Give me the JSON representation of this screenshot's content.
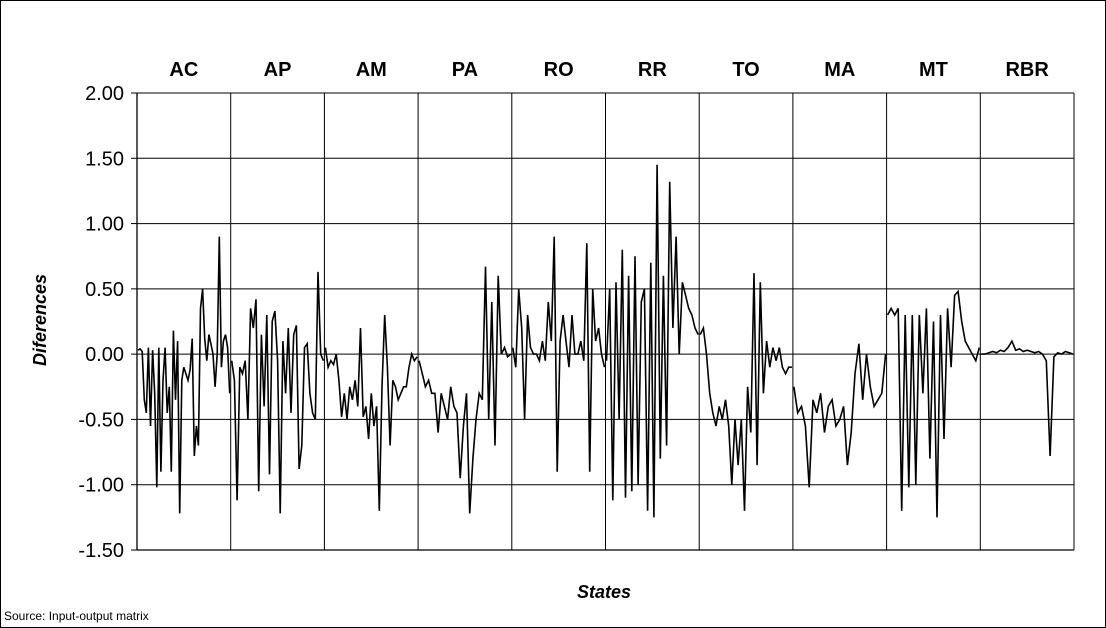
{
  "chart_data": {
    "type": "line",
    "title": "",
    "xlabel": "States",
    "ylabel": "Diferences",
    "ylim": [
      -1.5,
      2.0
    ],
    "yticks": [
      2.0,
      1.5,
      1.0,
      0.5,
      0.0,
      -0.5,
      -1.0,
      -1.5
    ],
    "ytick_labels": [
      "2.00",
      "1.50",
      "1.00",
      "0.50",
      "0.00",
      "-0.50",
      "-1.00",
      "-1.50"
    ],
    "grid": true,
    "legend": "none",
    "categories": [
      "AC",
      "AP",
      "AM",
      "PA",
      "RO",
      "RR",
      "TO",
      "MA",
      "MT",
      "RBR"
    ],
    "series": [
      {
        "color": "#000000",
        "segments": [
          {
            "state": "AC",
            "values": [
              0.03,
              0.04,
              0.02,
              -0.35,
              -0.45,
              0.05,
              -0.55,
              0.03,
              -0.3,
              -1.02,
              0.05,
              -0.9,
              -0.2,
              0.05,
              -0.45,
              -0.25,
              -0.9,
              0.18,
              -0.35,
              0.1,
              -1.22,
              -0.2,
              -0.1,
              -0.15,
              -0.2,
              -0.12,
              0.12,
              -0.78,
              -0.55,
              -0.7,
              0.35,
              0.5,
              0.12,
              -0.05,
              0.15,
              0.08,
              0.0,
              -0.25,
              0.0,
              0.9,
              -0.1,
              0.1,
              0.15,
              0.05,
              -0.3
            ]
          },
          {
            "state": "AP",
            "values": [
              -0.05,
              -0.2,
              -1.12,
              -0.1,
              -0.15,
              -0.05,
              -0.5,
              0.35,
              0.2,
              0.42,
              -1.05,
              0.15,
              -0.4,
              0.3,
              -0.92,
              0.25,
              0.33,
              -0.05,
              -1.22,
              0.1,
              -0.3,
              0.2,
              -0.45,
              0.15,
              0.22,
              -0.88,
              -0.7,
              0.05,
              0.08,
              -0.3,
              -0.45,
              -0.5,
              0.63,
              0.0,
              -0.05
            ]
          },
          {
            "state": "AM",
            "values": [
              0.05,
              -0.1,
              -0.05,
              -0.08,
              0.0,
              -0.2,
              -0.48,
              -0.3,
              -0.5,
              -0.25,
              -0.35,
              -0.2,
              -0.4,
              0.2,
              -0.48,
              -0.4,
              -0.65,
              -0.3,
              -0.55,
              -0.4,
              -1.2,
              -0.25,
              0.3,
              -0.1,
              -0.7,
              -0.2,
              -0.25,
              -0.35,
              -0.3,
              -0.25,
              -0.25,
              -0.1,
              0.0,
              -0.05,
              -0.02
            ]
          },
          {
            "state": "PA",
            "values": [
              -0.05,
              -0.15,
              -0.25,
              -0.2,
              -0.3,
              -0.3,
              -0.6,
              -0.3,
              -0.4,
              -0.5,
              -0.25,
              -0.4,
              -0.45,
              -0.95,
              -0.55,
              -0.3,
              -1.22,
              -0.8,
              -0.5,
              -0.3,
              -0.35,
              0.67,
              -0.5,
              0.4,
              -0.7,
              0.6,
              0.0,
              0.05,
              -0.02,
              0.0
            ]
          },
          {
            "state": "RO",
            "values": [
              0.05,
              -0.1,
              0.5,
              0.2,
              -0.5,
              0.3,
              0.05,
              0.0,
              0.0,
              -0.05,
              0.1,
              -0.05,
              0.4,
              0.1,
              0.9,
              -0.9,
              0.1,
              0.3,
              0.1,
              -0.1,
              0.3,
              0.0,
              0.0,
              0.1,
              -0.05,
              0.85,
              -0.9,
              0.5,
              0.1,
              0.2,
              0.0,
              -0.1
            ]
          },
          {
            "state": "RR",
            "values": [
              -0.05,
              0.5,
              -1.12,
              0.55,
              -0.5,
              0.8,
              -1.1,
              0.6,
              -1.05,
              0.75,
              -1.0,
              0.4,
              0.5,
              -1.2,
              0.7,
              -1.25,
              1.45,
              -0.8,
              0.6,
              -0.7,
              1.32,
              0.2,
              0.9,
              0.0,
              0.55,
              0.45,
              0.35,
              0.3,
              0.2,
              0.15
            ]
          },
          {
            "state": "TO",
            "values": [
              0.15,
              0.2,
              0.0,
              -0.3,
              -0.45,
              -0.55,
              -0.4,
              -0.5,
              -0.35,
              -0.55,
              -1.0,
              -0.5,
              -0.85,
              -0.5,
              -1.2,
              -0.25,
              -0.6,
              0.62,
              -0.85,
              0.55,
              -0.3,
              0.1,
              -0.1,
              0.05,
              -0.05,
              0.05,
              -0.1,
              -0.15,
              -0.1,
              -0.1
            ]
          },
          {
            "state": "MA",
            "values": [
              -0.25,
              -0.45,
              -0.4,
              -0.55,
              -1.02,
              -0.35,
              -0.45,
              -0.3,
              -0.6,
              -0.4,
              -0.35,
              -0.55,
              -0.5,
              -0.4,
              -0.85,
              -0.6,
              -0.15,
              0.08,
              -0.35,
              0.0,
              -0.25,
              -0.4,
              -0.35,
              -0.3,
              0.0
            ]
          },
          {
            "state": "MT",
            "values": [
              0.3,
              0.35,
              0.3,
              0.35,
              -1.2,
              0.3,
              -1.02,
              0.3,
              -1.0,
              0.3,
              -0.3,
              0.35,
              -0.8,
              0.25,
              -1.25,
              0.3,
              -0.65,
              0.35,
              -0.1,
              0.45,
              0.48,
              0.25,
              0.1,
              0.05,
              0.0,
              -0.05,
              0.05
            ]
          },
          {
            "state": "RBR",
            "values": [
              0.0,
              0.0,
              0.01,
              0.02,
              0.01,
              0.03,
              0.02,
              0.05,
              0.1,
              0.03,
              0.04,
              0.02,
              0.03,
              0.02,
              0.01,
              0.02,
              0.0,
              -0.05,
              -0.78,
              -0.02,
              0.01,
              0.0,
              0.02,
              0.01,
              0.0
            ]
          }
        ]
      }
    ]
  },
  "footer": {
    "source": "Source: Input-output matrix"
  }
}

*What you will do*:
Copy the material above exactly and drop the pictures.

*Final answer*:
Give me the JSON representation of this screenshot's content.
{
  "chart_data": {
    "type": "line",
    "title": "",
    "xlabel": "States",
    "ylabel": "Diferences",
    "ylim": [
      -1.5,
      2.0
    ],
    "yticks": [
      2.0,
      1.5,
      1.0,
      0.5,
      0.0,
      -0.5,
      -1.0,
      -1.5
    ],
    "ytick_labels": [
      "2.00",
      "1.50",
      "1.00",
      "0.50",
      "0.00",
      "-0.50",
      "-1.00",
      "-1.50"
    ],
    "grid": true,
    "legend": "none",
    "categories": [
      "AC",
      "AP",
      "AM",
      "PA",
      "RO",
      "RR",
      "TO",
      "MA",
      "MT",
      "RBR"
    ],
    "series": [
      {
        "color": "#000000",
        "segments": [
          {
            "state": "AC",
            "values": [
              0.03,
              0.04,
              0.02,
              -0.35,
              -0.45,
              0.05,
              -0.55,
              0.03,
              -0.3,
              -1.02,
              0.05,
              -0.9,
              -0.2,
              0.05,
              -0.45,
              -0.25,
              -0.9,
              0.18,
              -0.35,
              0.1,
              -1.22,
              -0.2,
              -0.1,
              -0.15,
              -0.2,
              -0.12,
              0.12,
              -0.78,
              -0.55,
              -0.7,
              0.35,
              0.5,
              0.12,
              -0.05,
              0.15,
              0.08,
              0.0,
              -0.25,
              0.0,
              0.9,
              -0.1,
              0.1,
              0.15,
              0.05,
              -0.3
            ]
          },
          {
            "state": "AP",
            "values": [
              -0.05,
              -0.2,
              -1.12,
              -0.1,
              -0.15,
              -0.05,
              -0.5,
              0.35,
              0.2,
              0.42,
              -1.05,
              0.15,
              -0.4,
              0.3,
              -0.92,
              0.25,
              0.33,
              -0.05,
              -1.22,
              0.1,
              -0.3,
              0.2,
              -0.45,
              0.15,
              0.22,
              -0.88,
              -0.7,
              0.05,
              0.08,
              -0.3,
              -0.45,
              -0.5,
              0.63,
              0.0,
              -0.05
            ]
          },
          {
            "state": "AM",
            "values": [
              0.05,
              -0.1,
              -0.05,
              -0.08,
              0.0,
              -0.2,
              -0.48,
              -0.3,
              -0.5,
              -0.25,
              -0.35,
              -0.2,
              -0.4,
              0.2,
              -0.48,
              -0.4,
              -0.65,
              -0.3,
              -0.55,
              -0.4,
              -1.2,
              -0.25,
              0.3,
              -0.1,
              -0.7,
              -0.2,
              -0.25,
              -0.35,
              -0.3,
              -0.25,
              -0.25,
              -0.1,
              0.0,
              -0.05,
              -0.02
            ]
          },
          {
            "state": "PA",
            "values": [
              -0.05,
              -0.15,
              -0.25,
              -0.2,
              -0.3,
              -0.3,
              -0.6,
              -0.3,
              -0.4,
              -0.5,
              -0.25,
              -0.4,
              -0.45,
              -0.95,
              -0.55,
              -0.3,
              -1.22,
              -0.8,
              -0.5,
              -0.3,
              -0.35,
              0.67,
              -0.5,
              0.4,
              -0.7,
              0.6,
              0.0,
              0.05,
              -0.02,
              0.0
            ]
          },
          {
            "state": "RO",
            "values": [
              0.05,
              -0.1,
              0.5,
              0.2,
              -0.5,
              0.3,
              0.05,
              0.0,
              0.0,
              -0.05,
              0.1,
              -0.05,
              0.4,
              0.1,
              0.9,
              -0.9,
              0.1,
              0.3,
              0.1,
              -0.1,
              0.3,
              0.0,
              0.0,
              0.1,
              -0.05,
              0.85,
              -0.9,
              0.5,
              0.1,
              0.2,
              0.0,
              -0.1
            ]
          },
          {
            "state": "RR",
            "values": [
              -0.05,
              0.5,
              -1.12,
              0.55,
              -0.5,
              0.8,
              -1.1,
              0.6,
              -1.05,
              0.75,
              -1.0,
              0.4,
              0.5,
              -1.2,
              0.7,
              -1.25,
              1.45,
              -0.8,
              0.6,
              -0.7,
              1.32,
              0.2,
              0.9,
              0.0,
              0.55,
              0.45,
              0.35,
              0.3,
              0.2,
              0.15
            ]
          },
          {
            "state": "TO",
            "values": [
              0.15,
              0.2,
              0.0,
              -0.3,
              -0.45,
              -0.55,
              -0.4,
              -0.5,
              -0.35,
              -0.55,
              -1.0,
              -0.5,
              -0.85,
              -0.5,
              -1.2,
              -0.25,
              -0.6,
              0.62,
              -0.85,
              0.55,
              -0.3,
              0.1,
              -0.1,
              0.05,
              -0.05,
              0.05,
              -0.1,
              -0.15,
              -0.1,
              -0.1
            ]
          },
          {
            "state": "MA",
            "values": [
              -0.25,
              -0.45,
              -0.4,
              -0.55,
              -1.02,
              -0.35,
              -0.45,
              -0.3,
              -0.6,
              -0.4,
              -0.35,
              -0.55,
              -0.5,
              -0.4,
              -0.85,
              -0.6,
              -0.15,
              0.08,
              -0.35,
              0.0,
              -0.25,
              -0.4,
              -0.35,
              -0.3,
              0.0
            ]
          },
          {
            "state": "MT",
            "values": [
              0.3,
              0.35,
              0.3,
              0.35,
              -1.2,
              0.3,
              -1.02,
              0.3,
              -1.0,
              0.3,
              -0.3,
              0.35,
              -0.8,
              0.25,
              -1.25,
              0.3,
              -0.65,
              0.35,
              -0.1,
              0.45,
              0.48,
              0.25,
              0.1,
              0.05,
              0.0,
              -0.05,
              0.05
            ]
          },
          {
            "state": "RBR",
            "values": [
              0.0,
              0.0,
              0.01,
              0.02,
              0.01,
              0.03,
              0.02,
              0.05,
              0.1,
              0.03,
              0.04,
              0.02,
              0.03,
              0.02,
              0.01,
              0.02,
              0.0,
              -0.05,
              -0.78,
              -0.02,
              0.01,
              0.0,
              0.02,
              0.01,
              0.0
            ]
          }
        ]
      }
    ]
  },
  "footer": {
    "source": "Source: Input-output matrix"
  }
}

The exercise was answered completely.